### INSTRUCTIONS FOR THE TASK
Gather every row below that contains the string "price", and copy each of those rows in full.

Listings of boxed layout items
....

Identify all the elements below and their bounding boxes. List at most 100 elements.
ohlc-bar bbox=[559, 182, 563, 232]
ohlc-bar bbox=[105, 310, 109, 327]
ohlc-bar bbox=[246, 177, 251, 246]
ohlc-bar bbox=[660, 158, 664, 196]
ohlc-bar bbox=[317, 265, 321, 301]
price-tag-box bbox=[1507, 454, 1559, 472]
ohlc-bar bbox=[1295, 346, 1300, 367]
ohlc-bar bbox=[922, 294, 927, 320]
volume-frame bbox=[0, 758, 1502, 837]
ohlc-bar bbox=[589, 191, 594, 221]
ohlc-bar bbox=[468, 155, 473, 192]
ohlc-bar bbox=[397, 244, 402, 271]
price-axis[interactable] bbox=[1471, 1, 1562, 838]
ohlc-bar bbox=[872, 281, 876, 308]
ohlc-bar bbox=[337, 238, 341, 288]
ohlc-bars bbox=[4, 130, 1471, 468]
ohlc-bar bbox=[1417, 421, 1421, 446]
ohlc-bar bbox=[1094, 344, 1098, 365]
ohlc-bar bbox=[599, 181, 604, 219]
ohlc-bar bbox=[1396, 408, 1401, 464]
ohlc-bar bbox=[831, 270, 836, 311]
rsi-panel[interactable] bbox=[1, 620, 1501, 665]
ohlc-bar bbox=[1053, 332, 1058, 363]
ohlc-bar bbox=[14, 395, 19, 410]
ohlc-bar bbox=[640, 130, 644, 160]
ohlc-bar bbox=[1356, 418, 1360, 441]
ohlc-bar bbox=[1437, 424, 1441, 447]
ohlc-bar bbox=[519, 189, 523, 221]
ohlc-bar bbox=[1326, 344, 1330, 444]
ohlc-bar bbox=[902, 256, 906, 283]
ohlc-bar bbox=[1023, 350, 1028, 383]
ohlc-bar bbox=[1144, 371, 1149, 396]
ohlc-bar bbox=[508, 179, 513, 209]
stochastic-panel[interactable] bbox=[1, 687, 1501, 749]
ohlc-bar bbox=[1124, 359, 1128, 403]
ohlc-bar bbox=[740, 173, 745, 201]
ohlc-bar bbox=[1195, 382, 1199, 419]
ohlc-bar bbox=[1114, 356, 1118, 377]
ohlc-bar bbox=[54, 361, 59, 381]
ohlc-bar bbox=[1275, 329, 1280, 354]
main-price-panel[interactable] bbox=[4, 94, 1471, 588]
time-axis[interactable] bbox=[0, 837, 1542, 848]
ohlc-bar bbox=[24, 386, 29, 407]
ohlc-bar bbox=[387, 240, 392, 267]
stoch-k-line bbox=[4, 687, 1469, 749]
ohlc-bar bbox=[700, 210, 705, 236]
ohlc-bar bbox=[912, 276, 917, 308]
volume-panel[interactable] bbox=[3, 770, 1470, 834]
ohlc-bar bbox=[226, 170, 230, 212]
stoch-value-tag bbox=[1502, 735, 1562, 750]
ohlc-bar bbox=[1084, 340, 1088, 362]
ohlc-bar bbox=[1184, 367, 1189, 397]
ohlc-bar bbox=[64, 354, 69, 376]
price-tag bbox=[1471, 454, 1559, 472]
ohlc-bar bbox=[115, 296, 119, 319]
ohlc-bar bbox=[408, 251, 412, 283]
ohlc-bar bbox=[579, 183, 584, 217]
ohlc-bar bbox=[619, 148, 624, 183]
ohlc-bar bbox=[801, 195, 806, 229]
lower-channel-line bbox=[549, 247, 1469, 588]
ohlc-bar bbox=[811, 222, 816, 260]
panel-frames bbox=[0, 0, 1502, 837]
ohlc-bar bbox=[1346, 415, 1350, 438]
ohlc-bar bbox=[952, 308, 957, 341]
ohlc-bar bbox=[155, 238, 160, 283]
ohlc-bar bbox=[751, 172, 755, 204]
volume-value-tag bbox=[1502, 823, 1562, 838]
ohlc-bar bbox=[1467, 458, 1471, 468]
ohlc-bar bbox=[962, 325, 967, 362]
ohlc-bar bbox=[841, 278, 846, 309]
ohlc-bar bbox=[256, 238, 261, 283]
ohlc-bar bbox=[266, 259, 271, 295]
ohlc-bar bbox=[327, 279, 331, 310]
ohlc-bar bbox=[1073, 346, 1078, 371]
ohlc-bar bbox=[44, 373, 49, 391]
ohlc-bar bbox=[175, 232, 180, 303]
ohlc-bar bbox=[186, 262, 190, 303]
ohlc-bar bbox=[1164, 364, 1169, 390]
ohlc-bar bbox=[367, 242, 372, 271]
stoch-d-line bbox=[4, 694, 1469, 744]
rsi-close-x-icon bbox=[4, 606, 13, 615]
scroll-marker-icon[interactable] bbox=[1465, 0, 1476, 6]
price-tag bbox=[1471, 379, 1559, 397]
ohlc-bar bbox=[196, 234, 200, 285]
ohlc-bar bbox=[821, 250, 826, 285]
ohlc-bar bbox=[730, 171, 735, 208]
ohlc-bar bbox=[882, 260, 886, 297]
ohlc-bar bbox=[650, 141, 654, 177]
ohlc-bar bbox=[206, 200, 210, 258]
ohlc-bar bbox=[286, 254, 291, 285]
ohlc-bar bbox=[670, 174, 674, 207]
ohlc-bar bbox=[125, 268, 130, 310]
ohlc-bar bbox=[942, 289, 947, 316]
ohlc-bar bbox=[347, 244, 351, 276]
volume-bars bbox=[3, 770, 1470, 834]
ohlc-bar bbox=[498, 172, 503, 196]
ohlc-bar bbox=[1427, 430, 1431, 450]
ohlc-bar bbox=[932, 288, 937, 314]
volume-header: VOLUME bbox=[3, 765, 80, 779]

....

### RESPONSE
price-tag-box bbox=[1507, 454, 1559, 472]
price-axis[interactable] bbox=[1471, 1, 1562, 838]
main-price-panel[interactable] bbox=[4, 94, 1471, 588]
price-tag bbox=[1471, 454, 1559, 472]
price-tag bbox=[1471, 379, 1559, 397]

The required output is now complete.